BEGIN Record list

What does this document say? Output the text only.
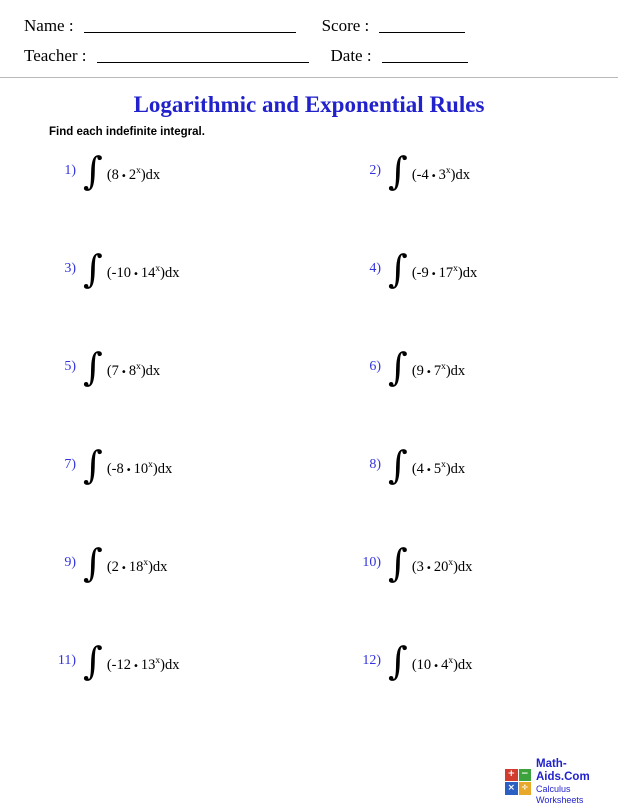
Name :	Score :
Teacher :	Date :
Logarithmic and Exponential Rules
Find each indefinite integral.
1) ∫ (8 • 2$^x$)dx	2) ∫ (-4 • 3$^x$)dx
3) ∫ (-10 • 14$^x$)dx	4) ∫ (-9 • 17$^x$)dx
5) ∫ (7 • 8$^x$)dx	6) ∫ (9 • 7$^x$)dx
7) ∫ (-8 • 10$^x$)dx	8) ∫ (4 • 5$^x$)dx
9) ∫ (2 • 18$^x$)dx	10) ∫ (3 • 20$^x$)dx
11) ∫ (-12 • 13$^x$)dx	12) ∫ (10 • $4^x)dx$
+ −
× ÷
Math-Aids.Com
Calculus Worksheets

END Record list

Prompt: Skip every picture and transcribe the data above exactly.

Finished exercise:
What does this document say? Output the text only.
Name :	Score :
Teacher :	Date :
Logarithmic and Exponential Rules
Find each indefinite integral.
1) ∫ (8 • 2$^x$)dx	2) ∫ (-4 • 3$^x$)dx
3) ∫ (-10 • 14$^x$)dx	4) ∫ (-9 • 17$^x$)dx
5) ∫ (7 • 8$^x$)dx	6) ∫ (9 • 7$^x$)dx
7) ∫ (-8 • 10$^x$)dx	8) ∫ (4 • 5$^x$)dx
9) ∫ (2 • 18$^x$)dx	10) ∫ (3 • 20$^x$)dx
11) ∫ (-12 • 13$^x$)dx	12) ∫ (10 • $4^x)dx$
+ −
× ÷
Math-Aids.Com
Calculus Worksheets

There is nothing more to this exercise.